**** RECORDS FOR THIS EXERCISE ****
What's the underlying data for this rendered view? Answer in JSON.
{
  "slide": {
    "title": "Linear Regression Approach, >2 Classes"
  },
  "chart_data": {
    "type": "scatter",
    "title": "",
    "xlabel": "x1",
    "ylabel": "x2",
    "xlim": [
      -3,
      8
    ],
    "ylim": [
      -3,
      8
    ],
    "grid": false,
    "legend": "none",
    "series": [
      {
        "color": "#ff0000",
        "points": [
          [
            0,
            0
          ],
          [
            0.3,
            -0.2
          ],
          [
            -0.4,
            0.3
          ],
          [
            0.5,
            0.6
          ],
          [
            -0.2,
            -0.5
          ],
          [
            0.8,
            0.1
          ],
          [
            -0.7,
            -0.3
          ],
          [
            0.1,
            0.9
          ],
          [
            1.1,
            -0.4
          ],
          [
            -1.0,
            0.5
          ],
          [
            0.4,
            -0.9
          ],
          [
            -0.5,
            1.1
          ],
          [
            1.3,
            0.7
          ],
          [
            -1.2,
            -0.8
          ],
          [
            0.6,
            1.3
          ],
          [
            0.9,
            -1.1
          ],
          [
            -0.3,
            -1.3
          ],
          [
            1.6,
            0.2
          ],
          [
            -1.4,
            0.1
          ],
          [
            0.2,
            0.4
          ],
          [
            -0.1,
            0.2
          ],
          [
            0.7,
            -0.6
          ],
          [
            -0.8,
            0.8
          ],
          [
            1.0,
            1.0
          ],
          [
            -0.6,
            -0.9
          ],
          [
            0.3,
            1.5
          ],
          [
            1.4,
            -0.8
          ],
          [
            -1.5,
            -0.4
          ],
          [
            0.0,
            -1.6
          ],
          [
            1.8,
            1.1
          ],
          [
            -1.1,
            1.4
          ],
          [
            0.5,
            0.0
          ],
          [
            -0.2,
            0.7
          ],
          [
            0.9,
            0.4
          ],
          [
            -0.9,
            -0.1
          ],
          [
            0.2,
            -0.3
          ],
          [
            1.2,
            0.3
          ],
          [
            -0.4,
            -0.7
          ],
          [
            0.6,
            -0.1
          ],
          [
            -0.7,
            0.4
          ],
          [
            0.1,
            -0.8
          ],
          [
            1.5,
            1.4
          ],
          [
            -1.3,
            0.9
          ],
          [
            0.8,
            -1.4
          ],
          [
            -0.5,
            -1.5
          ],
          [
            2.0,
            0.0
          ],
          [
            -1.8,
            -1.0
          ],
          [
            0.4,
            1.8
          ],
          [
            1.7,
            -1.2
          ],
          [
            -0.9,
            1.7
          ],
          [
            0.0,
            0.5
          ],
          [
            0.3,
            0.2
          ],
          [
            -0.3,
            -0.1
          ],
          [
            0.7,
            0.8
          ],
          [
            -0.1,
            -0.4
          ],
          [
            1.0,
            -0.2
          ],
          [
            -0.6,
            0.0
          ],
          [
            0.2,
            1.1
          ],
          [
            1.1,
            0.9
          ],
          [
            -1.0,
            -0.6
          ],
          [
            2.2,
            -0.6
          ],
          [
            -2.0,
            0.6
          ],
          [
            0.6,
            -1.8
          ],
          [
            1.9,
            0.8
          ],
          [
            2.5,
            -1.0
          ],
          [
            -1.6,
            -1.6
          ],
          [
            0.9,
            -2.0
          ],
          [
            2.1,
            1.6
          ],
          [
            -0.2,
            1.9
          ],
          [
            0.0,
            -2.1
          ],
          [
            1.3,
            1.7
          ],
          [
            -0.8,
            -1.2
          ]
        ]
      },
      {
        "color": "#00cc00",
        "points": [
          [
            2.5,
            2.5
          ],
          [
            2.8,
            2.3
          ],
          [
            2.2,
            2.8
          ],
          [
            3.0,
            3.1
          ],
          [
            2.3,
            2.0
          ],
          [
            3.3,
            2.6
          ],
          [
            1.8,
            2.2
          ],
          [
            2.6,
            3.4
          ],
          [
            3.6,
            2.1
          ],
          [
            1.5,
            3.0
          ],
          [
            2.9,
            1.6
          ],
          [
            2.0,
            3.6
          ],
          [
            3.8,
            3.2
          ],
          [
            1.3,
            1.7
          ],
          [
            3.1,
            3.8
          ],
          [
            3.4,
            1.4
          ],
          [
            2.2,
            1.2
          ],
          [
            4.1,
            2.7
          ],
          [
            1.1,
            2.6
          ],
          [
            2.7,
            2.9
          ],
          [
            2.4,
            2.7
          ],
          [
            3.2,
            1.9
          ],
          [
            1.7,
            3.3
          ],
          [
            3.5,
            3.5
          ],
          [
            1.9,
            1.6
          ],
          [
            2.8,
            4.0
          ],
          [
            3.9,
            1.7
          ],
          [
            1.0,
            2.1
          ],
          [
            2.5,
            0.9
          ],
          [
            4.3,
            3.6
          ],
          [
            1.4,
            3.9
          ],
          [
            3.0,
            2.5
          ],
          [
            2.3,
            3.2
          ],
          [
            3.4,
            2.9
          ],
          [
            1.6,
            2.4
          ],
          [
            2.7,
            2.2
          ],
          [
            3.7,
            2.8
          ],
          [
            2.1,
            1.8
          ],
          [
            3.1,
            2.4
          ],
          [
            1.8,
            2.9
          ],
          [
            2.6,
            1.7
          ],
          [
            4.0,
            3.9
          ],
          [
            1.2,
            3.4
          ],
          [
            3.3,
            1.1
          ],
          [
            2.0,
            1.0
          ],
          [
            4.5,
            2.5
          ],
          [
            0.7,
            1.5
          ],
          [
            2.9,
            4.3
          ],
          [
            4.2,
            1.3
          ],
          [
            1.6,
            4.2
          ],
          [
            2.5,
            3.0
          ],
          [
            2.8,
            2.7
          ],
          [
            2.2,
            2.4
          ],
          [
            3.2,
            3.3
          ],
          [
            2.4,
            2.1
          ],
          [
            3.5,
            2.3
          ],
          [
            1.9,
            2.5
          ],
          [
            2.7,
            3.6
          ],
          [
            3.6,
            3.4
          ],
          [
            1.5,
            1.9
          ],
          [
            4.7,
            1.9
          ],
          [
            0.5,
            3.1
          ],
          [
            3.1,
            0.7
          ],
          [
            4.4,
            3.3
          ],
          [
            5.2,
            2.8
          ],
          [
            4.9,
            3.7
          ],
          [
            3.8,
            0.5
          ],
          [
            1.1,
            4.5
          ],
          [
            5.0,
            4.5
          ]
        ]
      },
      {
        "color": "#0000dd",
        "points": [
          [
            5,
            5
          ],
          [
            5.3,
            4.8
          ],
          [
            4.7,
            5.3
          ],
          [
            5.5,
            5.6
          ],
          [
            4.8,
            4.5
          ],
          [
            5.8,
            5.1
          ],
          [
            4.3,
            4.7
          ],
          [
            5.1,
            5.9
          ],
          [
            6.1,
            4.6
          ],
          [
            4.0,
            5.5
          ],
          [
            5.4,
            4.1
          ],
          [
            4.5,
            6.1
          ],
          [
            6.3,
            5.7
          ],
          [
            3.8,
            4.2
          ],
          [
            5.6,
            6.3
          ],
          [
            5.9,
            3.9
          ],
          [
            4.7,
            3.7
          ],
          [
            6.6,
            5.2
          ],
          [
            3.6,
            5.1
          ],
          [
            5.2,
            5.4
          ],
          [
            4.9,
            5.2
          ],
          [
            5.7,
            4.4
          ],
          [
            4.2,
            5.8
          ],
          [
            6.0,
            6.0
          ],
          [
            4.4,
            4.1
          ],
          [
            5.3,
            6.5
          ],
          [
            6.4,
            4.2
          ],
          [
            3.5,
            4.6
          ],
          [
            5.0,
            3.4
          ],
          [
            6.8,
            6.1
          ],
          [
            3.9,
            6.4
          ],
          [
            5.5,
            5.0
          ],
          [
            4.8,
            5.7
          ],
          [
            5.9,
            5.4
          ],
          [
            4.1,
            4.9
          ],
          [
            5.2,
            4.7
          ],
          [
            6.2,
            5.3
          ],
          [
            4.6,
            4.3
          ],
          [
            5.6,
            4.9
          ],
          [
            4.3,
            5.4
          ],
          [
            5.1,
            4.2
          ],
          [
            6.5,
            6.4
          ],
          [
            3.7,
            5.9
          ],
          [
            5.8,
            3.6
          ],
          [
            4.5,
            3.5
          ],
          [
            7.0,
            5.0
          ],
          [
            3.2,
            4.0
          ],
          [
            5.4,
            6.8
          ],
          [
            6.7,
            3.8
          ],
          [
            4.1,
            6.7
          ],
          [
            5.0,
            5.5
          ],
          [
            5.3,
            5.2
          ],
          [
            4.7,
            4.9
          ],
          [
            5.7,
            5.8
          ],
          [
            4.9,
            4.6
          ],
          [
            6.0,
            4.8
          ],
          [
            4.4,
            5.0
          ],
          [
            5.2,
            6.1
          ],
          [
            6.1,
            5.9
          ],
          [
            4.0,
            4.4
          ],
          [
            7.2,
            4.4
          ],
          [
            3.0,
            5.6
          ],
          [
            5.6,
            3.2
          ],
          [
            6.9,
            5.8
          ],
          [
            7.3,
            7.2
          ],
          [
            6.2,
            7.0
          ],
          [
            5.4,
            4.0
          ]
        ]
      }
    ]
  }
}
****
Point out every line holding the string "color" and copy it.

TASK RESULT:
        "color": "#ff0000",
        "color": "#00cc00",
        "color": "#0000dd",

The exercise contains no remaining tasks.